┌──

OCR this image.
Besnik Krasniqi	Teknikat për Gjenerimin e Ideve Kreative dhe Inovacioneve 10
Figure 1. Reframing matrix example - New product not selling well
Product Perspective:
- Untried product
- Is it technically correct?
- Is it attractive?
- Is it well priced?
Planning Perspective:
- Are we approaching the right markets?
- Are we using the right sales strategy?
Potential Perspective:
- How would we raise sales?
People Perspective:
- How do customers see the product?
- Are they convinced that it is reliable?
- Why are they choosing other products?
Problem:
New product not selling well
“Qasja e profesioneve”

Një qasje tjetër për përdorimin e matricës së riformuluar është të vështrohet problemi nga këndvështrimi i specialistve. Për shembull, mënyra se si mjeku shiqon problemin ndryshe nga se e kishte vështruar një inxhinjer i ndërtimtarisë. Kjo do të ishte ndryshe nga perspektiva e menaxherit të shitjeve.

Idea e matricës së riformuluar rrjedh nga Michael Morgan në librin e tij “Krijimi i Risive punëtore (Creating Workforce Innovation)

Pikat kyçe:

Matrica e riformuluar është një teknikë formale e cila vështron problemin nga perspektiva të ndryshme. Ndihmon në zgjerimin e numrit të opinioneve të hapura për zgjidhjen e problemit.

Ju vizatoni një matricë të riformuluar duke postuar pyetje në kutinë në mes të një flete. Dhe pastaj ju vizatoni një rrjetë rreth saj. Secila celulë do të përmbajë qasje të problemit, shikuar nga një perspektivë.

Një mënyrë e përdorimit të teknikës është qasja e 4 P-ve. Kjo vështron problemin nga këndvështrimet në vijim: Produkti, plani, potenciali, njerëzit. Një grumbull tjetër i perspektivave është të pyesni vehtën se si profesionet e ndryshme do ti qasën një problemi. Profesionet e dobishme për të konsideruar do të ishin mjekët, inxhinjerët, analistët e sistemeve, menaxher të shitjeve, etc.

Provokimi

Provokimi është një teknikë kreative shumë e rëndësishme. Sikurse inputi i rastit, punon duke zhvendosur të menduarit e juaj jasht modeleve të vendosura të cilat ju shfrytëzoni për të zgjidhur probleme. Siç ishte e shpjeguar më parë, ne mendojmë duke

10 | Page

└──

__Challenge__. From the records above, extract every entry exactly as given.

__Task solution__.
OCR this image.
Besnik Krasniqi	Teknikat për Gjenerimin e Ideve Kreative dhe Inovacioneve 10
Figure 1. Reframing matrix example - New product not selling well
Product Perspective:
- Untried product
- Is it technically correct?
- Is it attractive?
- Is it well priced?
Planning Perspective:
- Are we approaching the right markets?
- Are we using the right sales strategy?
Potential Perspective:
- How would we raise sales?
People Perspective:
- How do customers see the product?
- Are they convinced that it is reliable?
- Why are they choosing other products?
Problem:
New product not selling well
“Qasja e profesioneve”

Një qasje tjetër për përdorimin e matricës së riformuluar është të vështrohet problemi nga këndvështrimi i specialistve. Për shembull, mënyra se si mjeku shiqon problemin ndryshe nga se e kishte vështruar një inxhinjer i ndërtimtarisë. Kjo do të ishte ndryshe nga perspektiva e menaxherit të shitjeve.

Idea e matricës së riformuluar rrjedh nga Michael Morgan në librin e tij “Krijimi i Risive punëtore (Creating Workforce Innovation)

Pikat kyçe:

Matrica e riformuluar është një teknikë formale e cila vështron problemin nga perspektiva të ndryshme. Ndihmon në zgjerimin e numrit të opinioneve të hapura për zgjidhjen e problemit.

Ju vizatoni një matricë të riformuluar duke postuar pyetje në kutinë në mes të një flete. Dhe pastaj ju vizatoni një rrjetë rreth saj. Secila celulë do të përmbajë qasje të problemit, shikuar nga një perspektivë.

Një mënyrë e përdorimit të teknikës është qasja e 4 P-ve. Kjo vështron problemin nga këndvështrimet në vijim: Produkti, plani, potenciali, njerëzit. Një grumbull tjetër i perspektivave është të pyesni vehtën se si profesionet e ndryshme do ti qasën një problemi. Profesionet e dobishme për të konsideruar do të ishin mjekët, inxhinjerët, analistët e sistemeve, menaxher të shitjeve, etc.

Provokimi

Provokimi është një teknikë kreative shumë e rëndësishme. Sikurse inputi i rastit, punon duke zhvendosur të menduarit e juaj jasht modeleve të vendosura të cilat ju shfrytëzoni për të zgjidhur probleme. Siç ishte e shpjeguar më parë, ne mendojmë duke

10 | Page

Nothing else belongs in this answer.